Excerpt from the dataset
====================

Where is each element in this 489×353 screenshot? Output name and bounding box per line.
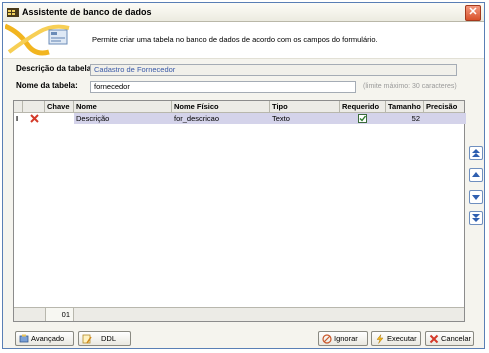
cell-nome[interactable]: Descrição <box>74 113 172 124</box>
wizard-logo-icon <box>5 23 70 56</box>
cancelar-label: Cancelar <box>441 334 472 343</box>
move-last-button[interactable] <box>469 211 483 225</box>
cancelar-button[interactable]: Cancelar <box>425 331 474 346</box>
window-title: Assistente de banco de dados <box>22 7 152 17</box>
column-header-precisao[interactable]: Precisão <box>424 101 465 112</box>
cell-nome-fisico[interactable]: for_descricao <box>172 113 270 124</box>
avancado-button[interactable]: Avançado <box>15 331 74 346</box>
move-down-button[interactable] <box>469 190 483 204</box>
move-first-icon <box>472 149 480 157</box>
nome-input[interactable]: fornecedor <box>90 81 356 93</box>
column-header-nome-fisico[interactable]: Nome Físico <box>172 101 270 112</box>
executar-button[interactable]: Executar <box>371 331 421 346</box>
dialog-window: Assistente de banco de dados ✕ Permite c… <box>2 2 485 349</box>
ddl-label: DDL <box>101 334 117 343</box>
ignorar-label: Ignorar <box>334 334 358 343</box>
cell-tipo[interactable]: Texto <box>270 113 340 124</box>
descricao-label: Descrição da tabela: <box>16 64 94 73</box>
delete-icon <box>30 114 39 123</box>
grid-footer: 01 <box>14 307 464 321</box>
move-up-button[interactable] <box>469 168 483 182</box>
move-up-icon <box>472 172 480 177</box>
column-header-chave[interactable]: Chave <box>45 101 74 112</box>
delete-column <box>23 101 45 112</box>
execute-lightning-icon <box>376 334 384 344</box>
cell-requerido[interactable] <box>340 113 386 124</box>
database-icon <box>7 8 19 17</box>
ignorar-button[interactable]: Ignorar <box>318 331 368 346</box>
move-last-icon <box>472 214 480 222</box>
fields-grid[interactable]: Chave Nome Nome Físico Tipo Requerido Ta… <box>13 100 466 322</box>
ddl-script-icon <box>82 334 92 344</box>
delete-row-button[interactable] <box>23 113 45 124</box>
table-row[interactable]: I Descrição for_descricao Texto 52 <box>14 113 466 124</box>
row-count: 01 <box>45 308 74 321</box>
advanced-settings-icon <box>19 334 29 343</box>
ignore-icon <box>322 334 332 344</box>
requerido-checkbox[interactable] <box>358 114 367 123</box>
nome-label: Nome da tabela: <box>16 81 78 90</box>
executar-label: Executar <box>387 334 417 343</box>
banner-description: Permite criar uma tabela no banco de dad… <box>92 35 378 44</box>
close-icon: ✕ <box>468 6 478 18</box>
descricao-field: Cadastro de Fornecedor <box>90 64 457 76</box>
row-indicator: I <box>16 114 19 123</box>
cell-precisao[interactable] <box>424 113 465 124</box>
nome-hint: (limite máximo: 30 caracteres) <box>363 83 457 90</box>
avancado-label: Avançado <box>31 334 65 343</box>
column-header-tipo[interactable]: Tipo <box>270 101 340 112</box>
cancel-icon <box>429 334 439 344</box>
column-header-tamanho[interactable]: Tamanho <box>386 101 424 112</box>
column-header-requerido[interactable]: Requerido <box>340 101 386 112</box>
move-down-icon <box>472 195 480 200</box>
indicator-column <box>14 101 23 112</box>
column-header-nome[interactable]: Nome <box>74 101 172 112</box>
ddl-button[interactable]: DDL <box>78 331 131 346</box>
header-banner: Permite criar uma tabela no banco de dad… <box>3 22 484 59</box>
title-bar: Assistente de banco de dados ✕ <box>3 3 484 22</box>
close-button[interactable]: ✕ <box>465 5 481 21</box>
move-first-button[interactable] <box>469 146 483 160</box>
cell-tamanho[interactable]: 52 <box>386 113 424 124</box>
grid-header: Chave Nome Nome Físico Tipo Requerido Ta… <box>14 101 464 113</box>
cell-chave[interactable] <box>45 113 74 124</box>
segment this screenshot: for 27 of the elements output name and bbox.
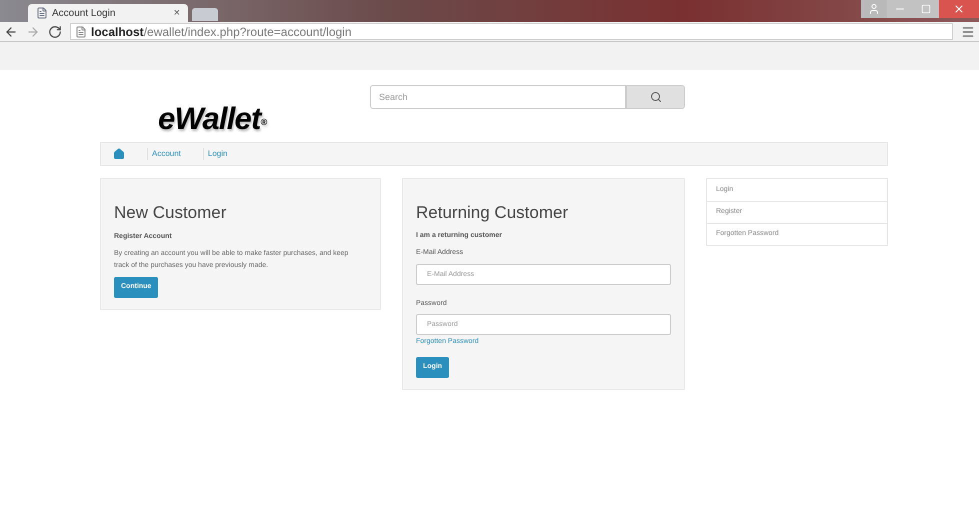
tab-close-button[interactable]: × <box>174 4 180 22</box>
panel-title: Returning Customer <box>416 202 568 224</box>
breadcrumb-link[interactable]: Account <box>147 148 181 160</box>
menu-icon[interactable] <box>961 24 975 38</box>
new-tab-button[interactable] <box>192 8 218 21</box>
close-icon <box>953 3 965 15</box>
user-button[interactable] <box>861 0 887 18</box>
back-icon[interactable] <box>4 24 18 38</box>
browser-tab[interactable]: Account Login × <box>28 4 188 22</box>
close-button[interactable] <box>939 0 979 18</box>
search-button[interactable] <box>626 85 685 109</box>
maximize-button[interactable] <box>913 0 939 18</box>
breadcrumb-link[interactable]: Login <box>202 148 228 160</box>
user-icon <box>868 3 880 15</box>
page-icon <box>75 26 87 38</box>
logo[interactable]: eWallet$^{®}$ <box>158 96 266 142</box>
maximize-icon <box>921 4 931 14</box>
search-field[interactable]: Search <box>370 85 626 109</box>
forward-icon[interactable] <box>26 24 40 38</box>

====================

§ Exercise task: Copy the listing above word for word, from its first line through its last, and leave the pictures out.

§ Response to this task:
Where is each element in this 489×353 screenshot? Output name and bounding box per line.
cell-nome[interactable]: Descrição <box>74 113 172 124</box>
wizard-logo-icon <box>5 23 70 56</box>
cancelar-label: Cancelar <box>441 334 472 343</box>
move-last-button[interactable] <box>469 211 483 225</box>
cancelar-button[interactable]: Cancelar <box>425 331 474 346</box>
window-title: Assistente de banco de dados <box>22 7 152 17</box>
column-header-precisao[interactable]: Precisão <box>424 101 465 112</box>
cell-nome-fisico[interactable]: for_descricao <box>172 113 270 124</box>
avancado-button[interactable]: Avançado <box>15 331 74 346</box>
move-down-button[interactable] <box>469 190 483 204</box>
move-first-icon <box>472 149 480 157</box>
nome-input[interactable]: fornecedor <box>90 81 356 93</box>
column-header-nome-fisico[interactable]: Nome Físico <box>172 101 270 112</box>
executar-button[interactable]: Executar <box>371 331 421 346</box>
dialog-window: Assistente de banco de dados ✕ Permite c… <box>2 2 485 349</box>
ddl-label: DDL <box>101 334 117 343</box>
ignorar-label: Ignorar <box>334 334 358 343</box>
cell-tipo[interactable]: Texto <box>270 113 340 124</box>
descricao-label: Descrição da tabela: <box>16 64 94 73</box>
delete-icon <box>30 114 39 123</box>
grid-footer: 01 <box>14 307 464 321</box>
move-up-button[interactable] <box>469 168 483 182</box>
move-up-icon <box>472 172 480 177</box>
column-header-chave[interactable]: Chave <box>45 101 74 112</box>
delete-column <box>23 101 45 112</box>
execute-lightning-icon <box>376 334 384 344</box>
cell-requerido[interactable] <box>340 113 386 124</box>
database-icon <box>7 8 19 17</box>
ignorar-button[interactable]: Ignorar <box>318 331 368 346</box>
move-last-icon <box>472 214 480 222</box>
fields-grid[interactable]: Chave Nome Nome Físico Tipo Requerido Ta… <box>13 100 466 322</box>
ddl-script-icon <box>82 334 92 344</box>
delete-row-button[interactable] <box>23 113 45 124</box>
table-row[interactable]: I Descrição for_descricao Texto 52 <box>14 113 466 124</box>
row-count: 01 <box>45 308 74 321</box>
advanced-settings-icon <box>19 334 29 343</box>
ignore-icon <box>322 334 332 344</box>
requerido-checkbox[interactable] <box>358 114 367 123</box>
nome-label: Nome da tabela: <box>16 81 78 90</box>
executar-label: Executar <box>387 334 417 343</box>
banner-description: Permite criar uma tabela no banco de dad… <box>92 35 378 44</box>
close-icon: ✕ <box>468 6 478 18</box>
descricao-field: Cadastro de Fornecedor <box>90 64 457 76</box>
row-indicator: I <box>16 114 19 123</box>
cell-precisao[interactable] <box>424 113 465 124</box>
nome-hint: (limite máximo: 30 caracteres) <box>363 83 457 90</box>
avancado-label: Avançado <box>31 334 65 343</box>
column-header-tipo[interactable]: Tipo <box>270 101 340 112</box>
cancel-icon <box>429 334 439 344</box>
column-header-tamanho[interactable]: Tamanho <box>386 101 424 112</box>
column-header-requerido[interactable]: Requerido <box>340 101 386 112</box>
move-down-icon <box>472 195 480 200</box>
indicator-column <box>14 101 23 112</box>
column-header-nome[interactable]: Nome <box>74 101 172 112</box>
ddl-button[interactable]: DDL <box>78 331 131 346</box>
header-banner: Permite criar uma tabela no banco de dad… <box>3 22 484 59</box>
title-bar: Assistente de banco de dados ✕ <box>3 3 484 22</box>
close-button[interactable]: ✕ <box>465 5 481 21</box>
move-first-button[interactable] <box>469 146 483 160</box>
cell-tamanho[interactable]: 52 <box>386 113 424 124</box>
grid-header: Chave Nome Nome Físico Tipo Requerido Ta… <box>14 101 464 113</box>
cell-chave[interactable] <box>45 113 74 124</box>
segment this screenshot: for 27 of the elements output name and bbox.
tab-close-button[interactable]: × <box>174 4 180 22</box>
panel-title: Returning Customer <box>416 202 568 224</box>
breadcrumb-link[interactable]: Account <box>147 148 181 160</box>
menu-icon[interactable] <box>961 24 975 38</box>
new-tab-button[interactable] <box>192 8 218 21</box>
close-icon <box>953 3 965 15</box>
user-button[interactable] <box>861 0 887 18</box>
back-icon[interactable] <box>4 24 18 38</box>
browser-tab[interactable]: Account Login × <box>28 4 188 22</box>
close-button[interactable] <box>939 0 979 18</box>
search-button[interactable] <box>626 85 685 109</box>
maximize-button[interactable] <box>913 0 939 18</box>
breadcrumb-link[interactable]: Login <box>202 148 228 160</box>
user-icon <box>868 3 880 15</box>
page-icon <box>75 26 87 38</box>
logo[interactable]: eWallet$^{®}$ <box>158 96 266 142</box>
maximize-icon <box>921 4 931 14</box>
search-field[interactable]: Search <box>370 85 626 109</box>
forward-icon[interactable] <box>26 24 40 38</box>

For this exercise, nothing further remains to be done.